- [PROBLEM STATEMENT] Write out every entry word for word.

- [RECORDS SHOWN]
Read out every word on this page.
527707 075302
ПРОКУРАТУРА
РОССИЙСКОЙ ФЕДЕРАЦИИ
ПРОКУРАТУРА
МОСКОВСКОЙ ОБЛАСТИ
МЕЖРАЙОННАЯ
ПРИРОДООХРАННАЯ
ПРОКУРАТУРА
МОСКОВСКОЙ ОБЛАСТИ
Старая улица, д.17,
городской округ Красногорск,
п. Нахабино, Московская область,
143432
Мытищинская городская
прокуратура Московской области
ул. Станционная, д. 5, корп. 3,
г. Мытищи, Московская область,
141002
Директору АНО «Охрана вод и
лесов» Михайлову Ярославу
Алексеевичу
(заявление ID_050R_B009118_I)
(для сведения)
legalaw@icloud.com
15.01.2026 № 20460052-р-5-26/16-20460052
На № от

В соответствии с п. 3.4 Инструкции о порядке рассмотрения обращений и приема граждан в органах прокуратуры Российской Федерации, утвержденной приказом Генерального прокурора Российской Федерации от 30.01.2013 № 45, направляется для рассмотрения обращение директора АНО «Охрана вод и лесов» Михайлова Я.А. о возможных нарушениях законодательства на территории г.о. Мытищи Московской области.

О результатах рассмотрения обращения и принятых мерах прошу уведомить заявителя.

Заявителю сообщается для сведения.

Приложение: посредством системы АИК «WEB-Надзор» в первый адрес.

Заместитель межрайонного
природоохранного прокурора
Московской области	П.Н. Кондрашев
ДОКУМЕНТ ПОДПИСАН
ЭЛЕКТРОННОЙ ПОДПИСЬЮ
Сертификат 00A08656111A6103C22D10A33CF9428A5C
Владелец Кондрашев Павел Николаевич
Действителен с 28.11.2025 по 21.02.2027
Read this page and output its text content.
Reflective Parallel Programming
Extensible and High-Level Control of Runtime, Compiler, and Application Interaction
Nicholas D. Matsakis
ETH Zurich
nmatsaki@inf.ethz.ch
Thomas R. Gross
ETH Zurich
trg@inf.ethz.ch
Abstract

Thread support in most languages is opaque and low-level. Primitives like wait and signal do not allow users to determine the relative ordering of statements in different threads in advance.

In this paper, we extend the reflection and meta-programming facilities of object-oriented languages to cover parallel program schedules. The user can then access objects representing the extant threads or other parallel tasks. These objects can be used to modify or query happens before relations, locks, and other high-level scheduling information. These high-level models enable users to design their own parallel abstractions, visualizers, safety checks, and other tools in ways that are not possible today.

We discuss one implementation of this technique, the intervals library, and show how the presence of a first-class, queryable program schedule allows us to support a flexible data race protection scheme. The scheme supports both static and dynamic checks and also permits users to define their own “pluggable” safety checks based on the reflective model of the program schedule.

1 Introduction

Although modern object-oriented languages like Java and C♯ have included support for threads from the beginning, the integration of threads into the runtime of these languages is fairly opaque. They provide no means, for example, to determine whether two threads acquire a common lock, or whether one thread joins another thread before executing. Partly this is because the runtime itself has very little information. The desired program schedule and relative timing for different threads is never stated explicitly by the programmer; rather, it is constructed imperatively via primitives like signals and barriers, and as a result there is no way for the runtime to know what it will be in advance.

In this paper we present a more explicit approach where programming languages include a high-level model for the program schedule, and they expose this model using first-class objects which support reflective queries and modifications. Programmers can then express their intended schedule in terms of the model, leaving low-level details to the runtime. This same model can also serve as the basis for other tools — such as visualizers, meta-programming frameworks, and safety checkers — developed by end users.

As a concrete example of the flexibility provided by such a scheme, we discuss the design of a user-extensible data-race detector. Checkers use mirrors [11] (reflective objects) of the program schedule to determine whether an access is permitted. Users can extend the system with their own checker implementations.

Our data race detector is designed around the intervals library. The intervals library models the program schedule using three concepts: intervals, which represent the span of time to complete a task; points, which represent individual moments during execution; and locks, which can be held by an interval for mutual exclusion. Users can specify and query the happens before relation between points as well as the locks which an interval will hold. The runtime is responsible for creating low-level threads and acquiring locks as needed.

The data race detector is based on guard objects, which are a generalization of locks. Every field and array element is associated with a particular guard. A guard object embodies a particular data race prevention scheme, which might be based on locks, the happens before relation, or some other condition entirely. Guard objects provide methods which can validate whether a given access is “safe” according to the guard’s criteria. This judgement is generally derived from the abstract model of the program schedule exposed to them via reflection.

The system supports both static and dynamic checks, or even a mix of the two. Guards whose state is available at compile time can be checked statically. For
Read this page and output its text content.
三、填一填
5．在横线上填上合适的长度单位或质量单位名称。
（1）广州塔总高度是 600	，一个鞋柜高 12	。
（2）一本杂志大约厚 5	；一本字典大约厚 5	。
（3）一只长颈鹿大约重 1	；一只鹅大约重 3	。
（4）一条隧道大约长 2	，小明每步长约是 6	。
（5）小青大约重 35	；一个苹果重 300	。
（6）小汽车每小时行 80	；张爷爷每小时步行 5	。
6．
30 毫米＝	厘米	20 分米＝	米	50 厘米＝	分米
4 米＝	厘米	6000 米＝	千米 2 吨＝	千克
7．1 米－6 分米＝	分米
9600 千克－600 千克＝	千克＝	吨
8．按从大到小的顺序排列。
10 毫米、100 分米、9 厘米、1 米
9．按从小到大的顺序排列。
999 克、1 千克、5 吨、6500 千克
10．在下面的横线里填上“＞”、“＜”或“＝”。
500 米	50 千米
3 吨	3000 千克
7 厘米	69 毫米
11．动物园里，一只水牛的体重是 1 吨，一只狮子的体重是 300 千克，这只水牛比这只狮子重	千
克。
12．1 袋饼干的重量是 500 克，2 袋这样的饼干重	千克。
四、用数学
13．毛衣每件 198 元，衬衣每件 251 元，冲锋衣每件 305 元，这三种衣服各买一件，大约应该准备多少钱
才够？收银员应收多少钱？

- [REPLY TO THE TASK]
Read out every word on this page.
527707 075302
ПРОКУРАТУРА
РОССИЙСКОЙ ФЕДЕРАЦИИ
ПРОКУРАТУРА
МОСКОВСКОЙ ОБЛАСТИ
МЕЖРАЙОННАЯ
ПРИРОДООХРАННАЯ
ПРОКУРАТУРА
МОСКОВСКОЙ ОБЛАСТИ
Старая улица, д.17,
городской округ Красногорск,
п. Нахабино, Московская область,
143432
Мытищинская городская
прокуратура Московской области
ул. Станционная, д. 5, корп. 3,
г. Мытищи, Московская область,
141002
Директору АНО «Охрана вод и
лесов» Михайлову Ярославу
Алексеевичу
(заявление ID_050R_B009118_I)
(для сведения)
legalaw@icloud.com
15.01.2026 № 20460052-р-5-26/16-20460052
На № от

В соответствии с п. 3.4 Инструкции о порядке рассмотрения обращений и приема граждан в органах прокуратуры Российской Федерации, утвержденной приказом Генерального прокурора Российской Федерации от 30.01.2013 № 45, направляется для рассмотрения обращение директора АНО «Охрана вод и лесов» Михайлова Я.А. о возможных нарушениях законодательства на территории г.о. Мытищи Московской области.

О результатах рассмотрения обращения и принятых мерах прошу уведомить заявителя.

Заявителю сообщается для сведения.

Приложение: посредством системы АИК «WEB-Надзор» в первый адрес.

Заместитель межрайонного
природоохранного прокурора
Московской области	П.Н. Кондрашев
ДОКУМЕНТ ПОДПИСАН
ЭЛЕКТРОННОЙ ПОДПИСЬЮ
Сертификат 00A08656111A6103C22D10A33CF9428A5C
Владелец Кондрашев Павел Николаевич
Действителен с 28.11.2025 по 21.02.2027
Read this page and output its text content.
Reflective Parallel Programming
Extensible and High-Level Control of Runtime, Compiler, and Application Interaction
Nicholas D. Matsakis
ETH Zurich
nmatsaki@inf.ethz.ch
Thomas R. Gross
ETH Zurich
trg@inf.ethz.ch
Abstract

Thread support in most languages is opaque and low-level. Primitives like wait and signal do not allow users to determine the relative ordering of statements in different threads in advance.

In this paper, we extend the reflection and meta-programming facilities of object-oriented languages to cover parallel program schedules. The user can then access objects representing the extant threads or other parallel tasks. These objects can be used to modify or query happens before relations, locks, and other high-level scheduling information. These high-level models enable users to design their own parallel abstractions, visualizers, safety checks, and other tools in ways that are not possible today.

We discuss one implementation of this technique, the intervals library, and show how the presence of a first-class, queryable program schedule allows us to support a flexible data race protection scheme. The scheme supports both static and dynamic checks and also permits users to define their own “pluggable” safety checks based on the reflective model of the program schedule.

1 Introduction

Although modern object-oriented languages like Java and C♯ have included support for threads from the beginning, the integration of threads into the runtime of these languages is fairly opaque. They provide no means, for example, to determine whether two threads acquire a common lock, or whether one thread joins another thread before executing. Partly this is because the runtime itself has very little information. The desired program schedule and relative timing for different threads is never stated explicitly by the programmer; rather, it is constructed imperatively via primitives like signals and barriers, and as a result there is no way for the runtime to know what it will be in advance.

In this paper we present a more explicit approach where programming languages include a high-level model for the program schedule, and they expose this model using first-class objects which support reflective queries and modifications. Programmers can then express their intended schedule in terms of the model, leaving low-level details to the runtime. This same model can also serve as the basis for other tools — such as visualizers, meta-programming frameworks, and safety checkers — developed by end users.

As a concrete example of the flexibility provided by such a scheme, we discuss the design of a user-extensible data-race detector. Checkers use mirrors [11] (reflective objects) of the program schedule to determine whether an access is permitted. Users can extend the system with their own checker implementations.

Our data race detector is designed around the intervals library. The intervals library models the program schedule using three concepts: intervals, which represent the span of time to complete a task; points, which represent individual moments during execution; and locks, which can be held by an interval for mutual exclusion. Users can specify and query the happens before relation between points as well as the locks which an interval will hold. The runtime is responsible for creating low-level threads and acquiring locks as needed.

The data race detector is based on guard objects, which are a generalization of locks. Every field and array element is associated with a particular guard. A guard object embodies a particular data race prevention scheme, which might be based on locks, the happens before relation, or some other condition entirely. Guard objects provide methods which can validate whether a given access is “safe” according to the guard’s criteria. This judgement is generally derived from the abstract model of the program schedule exposed to them via reflection.

The system supports both static and dynamic checks, or even a mix of the two. Guards whose state is available at compile time can be checked statically. For
Read this page and output its text content.
三、填一填
5．在横线上填上合适的长度单位或质量单位名称。
（1）广州塔总高度是 600	，一个鞋柜高 12	。
（2）一本杂志大约厚 5	；一本字典大约厚 5	。
（3）一只长颈鹿大约重 1	；一只鹅大约重 3	。
（4）一条隧道大约长 2	，小明每步长约是 6	。
（5）小青大约重 35	；一个苹果重 300	。
（6）小汽车每小时行 80	；张爷爷每小时步行 5	。
6．
30 毫米＝	厘米	20 分米＝	米	50 厘米＝	分米
4 米＝	厘米	6000 米＝	千米 2 吨＝	千克
7．1 米－6 分米＝	分米
9600 千克－600 千克＝	千克＝	吨
8．按从大到小的顺序排列。
10 毫米、100 分米、9 厘米、1 米
9．按从小到大的顺序排列。
999 克、1 千克、5 吨、6500 千克
10．在下面的横线里填上“＞”、“＜”或“＝”。
500 米	50 千米
3 吨	3000 千克
7 厘米	69 毫米
11．动物园里，一只水牛的体重是 1 吨，一只狮子的体重是 300 千克，这只水牛比这只狮子重	千
克。
12．1 袋饼干的重量是 500 克，2 袋这样的饼干重	千克。
四、用数学
13．毛衣每件 198 元，衬衣每件 251 元，冲锋衣每件 305 元，这三种衣服各买一件，大约应该准备多少钱
才够？收银员应收多少钱？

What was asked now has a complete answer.